((

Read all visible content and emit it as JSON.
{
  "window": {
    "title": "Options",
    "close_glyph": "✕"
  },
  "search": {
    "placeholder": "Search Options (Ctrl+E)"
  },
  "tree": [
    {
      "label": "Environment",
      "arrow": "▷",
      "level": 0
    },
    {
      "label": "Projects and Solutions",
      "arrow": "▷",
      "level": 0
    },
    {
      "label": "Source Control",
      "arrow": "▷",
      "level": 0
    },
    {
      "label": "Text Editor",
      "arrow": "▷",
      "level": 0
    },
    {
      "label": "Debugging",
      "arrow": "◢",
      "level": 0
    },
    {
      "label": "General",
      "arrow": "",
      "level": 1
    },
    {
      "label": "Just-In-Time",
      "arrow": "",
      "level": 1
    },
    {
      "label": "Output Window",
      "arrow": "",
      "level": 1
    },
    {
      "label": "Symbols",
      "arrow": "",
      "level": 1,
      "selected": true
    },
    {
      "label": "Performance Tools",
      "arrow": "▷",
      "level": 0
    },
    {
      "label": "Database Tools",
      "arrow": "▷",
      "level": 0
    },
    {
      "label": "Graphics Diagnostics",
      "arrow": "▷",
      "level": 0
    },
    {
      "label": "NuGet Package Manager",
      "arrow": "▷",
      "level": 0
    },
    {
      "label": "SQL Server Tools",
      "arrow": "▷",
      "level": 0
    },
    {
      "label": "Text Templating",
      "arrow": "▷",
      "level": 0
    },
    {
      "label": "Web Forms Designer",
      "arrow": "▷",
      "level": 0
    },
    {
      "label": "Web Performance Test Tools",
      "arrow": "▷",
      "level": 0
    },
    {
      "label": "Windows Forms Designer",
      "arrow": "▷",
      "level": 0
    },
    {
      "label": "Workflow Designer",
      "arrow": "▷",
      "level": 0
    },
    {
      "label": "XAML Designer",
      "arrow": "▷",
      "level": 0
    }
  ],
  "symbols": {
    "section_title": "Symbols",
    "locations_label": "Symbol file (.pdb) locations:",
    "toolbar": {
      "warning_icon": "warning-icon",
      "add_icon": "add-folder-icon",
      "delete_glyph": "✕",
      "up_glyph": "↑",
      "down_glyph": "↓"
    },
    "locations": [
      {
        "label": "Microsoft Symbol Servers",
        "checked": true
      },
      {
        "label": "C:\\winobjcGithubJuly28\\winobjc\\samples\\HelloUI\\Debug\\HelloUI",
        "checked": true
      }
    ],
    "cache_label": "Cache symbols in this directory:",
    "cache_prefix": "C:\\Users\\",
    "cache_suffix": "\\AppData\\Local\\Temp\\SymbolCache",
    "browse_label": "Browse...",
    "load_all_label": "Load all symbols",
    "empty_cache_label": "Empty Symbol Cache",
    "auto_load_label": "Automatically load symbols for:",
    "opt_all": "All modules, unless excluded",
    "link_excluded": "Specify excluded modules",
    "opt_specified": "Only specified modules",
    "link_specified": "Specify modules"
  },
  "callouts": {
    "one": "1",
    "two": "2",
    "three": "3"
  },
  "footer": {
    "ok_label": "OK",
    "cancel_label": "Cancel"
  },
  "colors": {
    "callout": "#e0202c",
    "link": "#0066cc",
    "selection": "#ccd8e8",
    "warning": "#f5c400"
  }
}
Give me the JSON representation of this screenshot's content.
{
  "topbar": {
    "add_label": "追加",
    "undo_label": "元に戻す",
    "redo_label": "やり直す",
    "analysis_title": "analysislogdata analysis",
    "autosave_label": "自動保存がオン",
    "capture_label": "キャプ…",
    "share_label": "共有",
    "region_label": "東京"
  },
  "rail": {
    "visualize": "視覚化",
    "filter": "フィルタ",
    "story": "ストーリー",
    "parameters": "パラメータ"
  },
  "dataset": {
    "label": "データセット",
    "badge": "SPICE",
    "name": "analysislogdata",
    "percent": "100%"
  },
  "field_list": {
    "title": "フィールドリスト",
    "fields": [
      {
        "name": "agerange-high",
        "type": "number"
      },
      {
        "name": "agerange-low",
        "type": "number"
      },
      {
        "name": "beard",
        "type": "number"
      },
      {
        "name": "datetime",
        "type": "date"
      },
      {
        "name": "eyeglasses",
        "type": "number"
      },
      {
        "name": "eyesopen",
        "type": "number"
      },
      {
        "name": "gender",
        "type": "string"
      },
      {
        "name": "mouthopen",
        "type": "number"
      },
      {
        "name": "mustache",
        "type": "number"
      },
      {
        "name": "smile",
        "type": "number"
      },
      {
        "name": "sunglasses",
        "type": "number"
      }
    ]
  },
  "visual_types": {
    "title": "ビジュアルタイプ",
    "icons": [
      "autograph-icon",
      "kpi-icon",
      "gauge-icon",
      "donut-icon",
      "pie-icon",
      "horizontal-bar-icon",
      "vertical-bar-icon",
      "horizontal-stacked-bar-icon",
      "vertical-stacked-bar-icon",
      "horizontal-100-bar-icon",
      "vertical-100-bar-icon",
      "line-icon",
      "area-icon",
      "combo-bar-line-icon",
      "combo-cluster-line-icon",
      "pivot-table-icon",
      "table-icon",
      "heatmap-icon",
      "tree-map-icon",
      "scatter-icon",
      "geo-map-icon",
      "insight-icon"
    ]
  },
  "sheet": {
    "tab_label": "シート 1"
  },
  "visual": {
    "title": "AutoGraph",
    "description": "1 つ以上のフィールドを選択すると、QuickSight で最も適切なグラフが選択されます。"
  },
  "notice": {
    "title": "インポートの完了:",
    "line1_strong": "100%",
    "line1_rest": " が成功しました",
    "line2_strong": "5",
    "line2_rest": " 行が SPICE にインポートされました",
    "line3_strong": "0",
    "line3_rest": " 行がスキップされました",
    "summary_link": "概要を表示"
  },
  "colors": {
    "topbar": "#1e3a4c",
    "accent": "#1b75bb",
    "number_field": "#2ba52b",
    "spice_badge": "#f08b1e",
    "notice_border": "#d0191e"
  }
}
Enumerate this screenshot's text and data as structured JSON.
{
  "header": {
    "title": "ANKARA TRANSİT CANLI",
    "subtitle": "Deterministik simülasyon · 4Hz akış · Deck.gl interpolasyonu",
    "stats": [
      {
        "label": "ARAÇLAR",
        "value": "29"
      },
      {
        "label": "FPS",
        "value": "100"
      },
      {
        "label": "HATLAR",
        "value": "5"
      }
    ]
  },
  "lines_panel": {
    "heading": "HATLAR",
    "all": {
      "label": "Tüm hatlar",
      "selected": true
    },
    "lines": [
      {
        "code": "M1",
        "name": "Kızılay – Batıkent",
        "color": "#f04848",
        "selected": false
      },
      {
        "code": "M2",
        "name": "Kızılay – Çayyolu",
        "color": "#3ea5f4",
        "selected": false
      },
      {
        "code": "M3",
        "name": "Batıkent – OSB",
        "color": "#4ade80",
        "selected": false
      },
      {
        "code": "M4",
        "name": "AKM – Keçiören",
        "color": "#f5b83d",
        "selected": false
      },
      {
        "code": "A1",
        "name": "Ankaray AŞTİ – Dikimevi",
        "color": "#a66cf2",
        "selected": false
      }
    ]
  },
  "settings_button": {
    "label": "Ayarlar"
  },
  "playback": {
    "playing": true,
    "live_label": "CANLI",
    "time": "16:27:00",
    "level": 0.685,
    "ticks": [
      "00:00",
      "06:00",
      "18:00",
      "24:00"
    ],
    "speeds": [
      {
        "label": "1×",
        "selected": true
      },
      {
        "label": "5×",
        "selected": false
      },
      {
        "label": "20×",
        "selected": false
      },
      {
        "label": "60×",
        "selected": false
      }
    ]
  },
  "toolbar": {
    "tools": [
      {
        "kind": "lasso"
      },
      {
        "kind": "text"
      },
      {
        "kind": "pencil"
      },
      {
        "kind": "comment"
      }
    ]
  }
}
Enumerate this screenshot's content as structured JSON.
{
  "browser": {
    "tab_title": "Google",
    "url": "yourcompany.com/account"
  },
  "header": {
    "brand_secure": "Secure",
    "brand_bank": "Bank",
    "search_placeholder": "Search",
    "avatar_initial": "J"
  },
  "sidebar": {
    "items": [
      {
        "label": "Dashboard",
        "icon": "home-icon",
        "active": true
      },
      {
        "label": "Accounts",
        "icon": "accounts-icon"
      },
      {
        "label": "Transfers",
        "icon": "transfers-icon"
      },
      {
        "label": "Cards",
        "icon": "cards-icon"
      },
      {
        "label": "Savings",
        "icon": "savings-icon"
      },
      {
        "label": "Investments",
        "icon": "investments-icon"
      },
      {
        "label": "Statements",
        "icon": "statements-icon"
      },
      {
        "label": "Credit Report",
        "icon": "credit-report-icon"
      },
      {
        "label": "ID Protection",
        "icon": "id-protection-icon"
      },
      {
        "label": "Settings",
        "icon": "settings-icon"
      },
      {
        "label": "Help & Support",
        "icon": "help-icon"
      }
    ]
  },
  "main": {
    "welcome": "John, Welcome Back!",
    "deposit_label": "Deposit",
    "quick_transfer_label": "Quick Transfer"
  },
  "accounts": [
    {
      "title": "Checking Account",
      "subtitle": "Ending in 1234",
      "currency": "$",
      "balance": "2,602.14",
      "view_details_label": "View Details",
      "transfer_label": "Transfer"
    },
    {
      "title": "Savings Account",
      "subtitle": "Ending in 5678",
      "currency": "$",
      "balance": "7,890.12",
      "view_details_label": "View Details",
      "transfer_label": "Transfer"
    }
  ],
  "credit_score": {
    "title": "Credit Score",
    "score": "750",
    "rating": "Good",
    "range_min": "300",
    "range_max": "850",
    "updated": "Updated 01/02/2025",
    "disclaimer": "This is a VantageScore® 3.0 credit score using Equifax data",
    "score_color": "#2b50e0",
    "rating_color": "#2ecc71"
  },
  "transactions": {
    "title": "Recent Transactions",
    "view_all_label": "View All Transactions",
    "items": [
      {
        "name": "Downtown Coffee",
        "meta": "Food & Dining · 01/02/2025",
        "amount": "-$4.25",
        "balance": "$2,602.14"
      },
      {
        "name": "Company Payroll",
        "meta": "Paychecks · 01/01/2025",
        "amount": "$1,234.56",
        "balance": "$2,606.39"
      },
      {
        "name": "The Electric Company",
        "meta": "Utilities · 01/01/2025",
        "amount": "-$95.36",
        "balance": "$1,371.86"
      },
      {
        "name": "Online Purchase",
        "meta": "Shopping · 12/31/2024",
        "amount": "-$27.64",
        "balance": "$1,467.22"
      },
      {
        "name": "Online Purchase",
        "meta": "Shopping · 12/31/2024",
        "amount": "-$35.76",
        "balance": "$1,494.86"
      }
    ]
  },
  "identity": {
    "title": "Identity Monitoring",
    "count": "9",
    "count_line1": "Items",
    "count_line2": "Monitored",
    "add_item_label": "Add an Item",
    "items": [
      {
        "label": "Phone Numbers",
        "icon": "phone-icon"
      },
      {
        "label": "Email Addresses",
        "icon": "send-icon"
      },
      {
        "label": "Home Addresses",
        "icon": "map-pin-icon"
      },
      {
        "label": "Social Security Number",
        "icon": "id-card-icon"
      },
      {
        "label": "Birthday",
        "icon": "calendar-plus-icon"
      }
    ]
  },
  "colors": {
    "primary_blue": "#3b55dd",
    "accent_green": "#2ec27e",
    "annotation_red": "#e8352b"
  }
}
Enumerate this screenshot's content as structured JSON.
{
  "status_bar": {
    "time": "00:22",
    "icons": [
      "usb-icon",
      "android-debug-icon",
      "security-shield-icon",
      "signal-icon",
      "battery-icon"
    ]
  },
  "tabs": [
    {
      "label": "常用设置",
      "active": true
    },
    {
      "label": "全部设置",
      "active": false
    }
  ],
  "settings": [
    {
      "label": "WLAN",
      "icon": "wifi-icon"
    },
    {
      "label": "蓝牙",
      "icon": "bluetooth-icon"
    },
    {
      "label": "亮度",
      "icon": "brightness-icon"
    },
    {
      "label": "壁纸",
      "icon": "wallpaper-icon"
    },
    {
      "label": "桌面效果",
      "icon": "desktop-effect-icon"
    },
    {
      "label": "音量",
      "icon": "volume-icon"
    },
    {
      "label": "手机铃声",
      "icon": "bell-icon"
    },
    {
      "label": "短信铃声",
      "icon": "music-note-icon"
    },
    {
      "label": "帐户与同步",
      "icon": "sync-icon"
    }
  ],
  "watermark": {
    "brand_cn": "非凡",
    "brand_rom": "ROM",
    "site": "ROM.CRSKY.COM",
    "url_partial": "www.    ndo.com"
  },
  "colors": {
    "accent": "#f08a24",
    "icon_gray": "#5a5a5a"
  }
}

))

■ **What is required**:
How many of these lines contain "active"? Write only the number.

■ **Correct output**:
3